CONSIGNA A:
Reescribe como tabla Markdown las entradas, empezando por la primera y terminando en la línea que contiene "residual-point [418,680,422,684]", ambas incluidas. Usa las columnas Número y Entrada y deja fuera las líneas en blanco.

TEXTO DE LECTURA:
▶
Taxis y chorros
Olía a polvo azulado, amargo. Me produjo desagrado. Parecía que hubiese desayunado un chupito de tequila de pega. No quise ver más, todavía sentía la podredumbre en la parte trasera de mi lengua, en la boca de la garganta, y el estómago revuelto por el trayecto en taxi y las emociones contenidas. Estuve en cama una semana. No literalmente, salía para ir a clase, para tratar de despertar, pero yo me quedaba enganchada ahí, entre las sábanas, mientras mi cuerpo vagaba ensombrecido hasta reencontrarme en la noche sobre el futón.
Cuando me fui todavía era invierno. Al cabo de diez días, aterrizando de vuelta en Córdoba, el amanecer me cantaba himnos de primavera. Es septiembre, eso me dolía. Mi cuerpo espera el repliegue a estas alturas, aceras cubiertas de hojas naranjas; sidra dulce. Realmente, el duelo no se presentaba con el exterior, con las casas color gris y la sequedad del ambiente que clamaba renacer. Las preguntas estaban desperdigadas sobre la funda de mi almohada.
◀
Entradas de un conjunto de datos:
▶
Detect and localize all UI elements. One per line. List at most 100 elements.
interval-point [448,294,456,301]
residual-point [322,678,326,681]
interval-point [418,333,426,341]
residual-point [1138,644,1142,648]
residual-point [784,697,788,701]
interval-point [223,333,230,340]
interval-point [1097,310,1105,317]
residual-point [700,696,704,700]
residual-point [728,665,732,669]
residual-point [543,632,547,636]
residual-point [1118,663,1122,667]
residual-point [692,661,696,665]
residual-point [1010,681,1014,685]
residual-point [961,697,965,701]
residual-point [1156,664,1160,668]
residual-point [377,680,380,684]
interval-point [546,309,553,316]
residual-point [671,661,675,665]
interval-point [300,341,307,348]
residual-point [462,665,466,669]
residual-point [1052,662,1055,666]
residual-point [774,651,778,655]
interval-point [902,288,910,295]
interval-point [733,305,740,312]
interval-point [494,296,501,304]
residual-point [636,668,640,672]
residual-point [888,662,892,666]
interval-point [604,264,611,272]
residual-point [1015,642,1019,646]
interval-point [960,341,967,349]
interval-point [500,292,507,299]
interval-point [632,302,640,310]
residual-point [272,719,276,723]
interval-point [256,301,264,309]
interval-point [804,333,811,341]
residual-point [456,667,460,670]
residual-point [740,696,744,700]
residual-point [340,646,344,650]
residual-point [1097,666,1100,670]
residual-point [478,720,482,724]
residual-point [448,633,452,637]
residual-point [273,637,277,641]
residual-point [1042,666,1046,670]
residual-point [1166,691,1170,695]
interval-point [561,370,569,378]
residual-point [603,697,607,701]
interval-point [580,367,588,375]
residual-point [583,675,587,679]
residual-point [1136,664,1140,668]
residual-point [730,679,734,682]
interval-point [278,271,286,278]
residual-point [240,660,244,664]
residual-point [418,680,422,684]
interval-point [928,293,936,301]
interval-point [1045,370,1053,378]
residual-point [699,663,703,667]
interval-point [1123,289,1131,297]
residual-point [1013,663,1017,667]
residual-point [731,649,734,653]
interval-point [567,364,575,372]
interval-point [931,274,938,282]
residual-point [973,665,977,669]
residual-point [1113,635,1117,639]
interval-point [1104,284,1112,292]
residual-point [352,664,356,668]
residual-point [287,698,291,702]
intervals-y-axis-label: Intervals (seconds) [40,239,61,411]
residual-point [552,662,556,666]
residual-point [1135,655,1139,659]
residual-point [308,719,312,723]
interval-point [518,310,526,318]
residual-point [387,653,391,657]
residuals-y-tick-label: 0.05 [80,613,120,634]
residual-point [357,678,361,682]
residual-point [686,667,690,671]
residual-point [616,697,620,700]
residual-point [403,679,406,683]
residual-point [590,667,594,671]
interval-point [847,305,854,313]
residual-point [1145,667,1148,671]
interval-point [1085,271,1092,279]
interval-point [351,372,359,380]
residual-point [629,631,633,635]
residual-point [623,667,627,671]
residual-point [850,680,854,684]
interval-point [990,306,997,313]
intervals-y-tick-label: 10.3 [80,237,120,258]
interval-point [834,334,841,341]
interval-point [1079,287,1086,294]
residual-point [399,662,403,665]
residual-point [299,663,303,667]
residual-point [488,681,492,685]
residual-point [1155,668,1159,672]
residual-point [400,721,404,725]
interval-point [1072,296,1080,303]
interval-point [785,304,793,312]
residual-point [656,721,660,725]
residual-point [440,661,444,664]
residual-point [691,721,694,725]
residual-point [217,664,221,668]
◀
CONSIGNA B:
Repite tal cual el fragmento del texto de lectura que empieza en "Cuando me fui" y termina en "de mi almohada.".

RESULTADO A:
| Número | Entrada |
|---|---|
| 1 | Detect and localize all UI elements. One per line. List at most 100 elements. |
| 2 | interval-point [448,294,456,301] |
| 3 | residual-point [322,678,326,681] |
| 4 | interval-point [418,333,426,341] |
| 5 | residual-point [1138,644,1142,648] |
| 6 | residual-point [784,697,788,701] |
| 7 | interval-point [223,333,230,340] |
| 8 | interval-point [1097,310,1105,317] |
| 9 | residual-point [700,696,704,700] |
| 10 | residual-point [728,665,732,669] |
| 11 | residual-point [543,632,547,636] |
| 12 | residual-point [1118,663,1122,667] |
| 13 | residual-point [692,661,696,665] |
| 14 | residual-point [1010,681,1014,685] |
| 15 | residual-point [961,697,965,701] |
| 16 | residual-point [1156,664,1160,668] |
| 17 | residual-point [377,680,380,684] |
| 18 | interval-point [546,309,553,316] |
| 19 | residual-point [671,661,675,665] |
| 20 | interval-point [300,341,307,348] |
| 21 | residual-point [462,665,466,669] |
| 22 | residual-point [1052,662,1055,666] |
| 23 | residual-point [774,651,778,655] |
| 24 | interval-point [902,288,910,295] |
| 25 | interval-point [733,305,740,312] |
| 26 | interval-point [494,296,501,304] |
| 27 | residual-point [636,668,640,672] |
| 28 | residual-point [888,662,892,666] |
| 29 | interval-point [604,264,611,272] |
| 30 | residual-point [1015,642,1019,646] |
| 31 | interval-point [960,341,967,349] |
| 32 | interval-point [500,292,507,299] |
| 33 | interval-point [632,302,640,310] |
| 34 | residual-point [272,719,276,723] |
| 35 | interval-point [256,301,264,309] |
| 36 | interval-point [804,333,811,341] |
| 37 | residual-point [456,667,460,670] |
| 38 | residual-point [740,696,744,700] |
| 39 | residual-point [340,646,344,650] |
| 40 | residual-point [1097,666,1100,670] |
| 41 | residual-point [478,720,482,724] |
| 42 | residual-point [448,633,452,637] |
| 43 | residual-point [273,637,277,641] |
| 44 | residual-point [1042,666,1046,670] |
| 45 | residual-point [1166,691,1170,695] |
| 46 | interval-point [561,370,569,378] |
| 47 | residual-point [603,697,607,701] |
| 48 | interval-point [580,367,588,375] |
| 49 | residual-point [583,675,587,679] |
| 50 | residual-point [1136,664,1140,668] |
| 51 | residual-point [730,679,734,682] |
| 52 | interval-point [278,271,286,278] |
| 53 | residual-point [240,660,244,664] |
| 54 | residual-point [418,680,422,684] |

RESULTADO B:
Cuando me fui todavía era invierno. Al cabo de diez días, aterrizando de vuelta en Córdoba, el amanecer me cantaba himnos de primavera. Es septiembre, eso me dolía. Mi cuerpo espera el repliegue a estas alturas, aceras cubiertas de hojas naranjas; sidra dulce. Realmente, el duelo no se presentaba con el exterior, con las casas color gris y la sequedad del ambiente que clamaba renacer. Las preguntas estaban desperdigadas sobre la funda de mi almohada.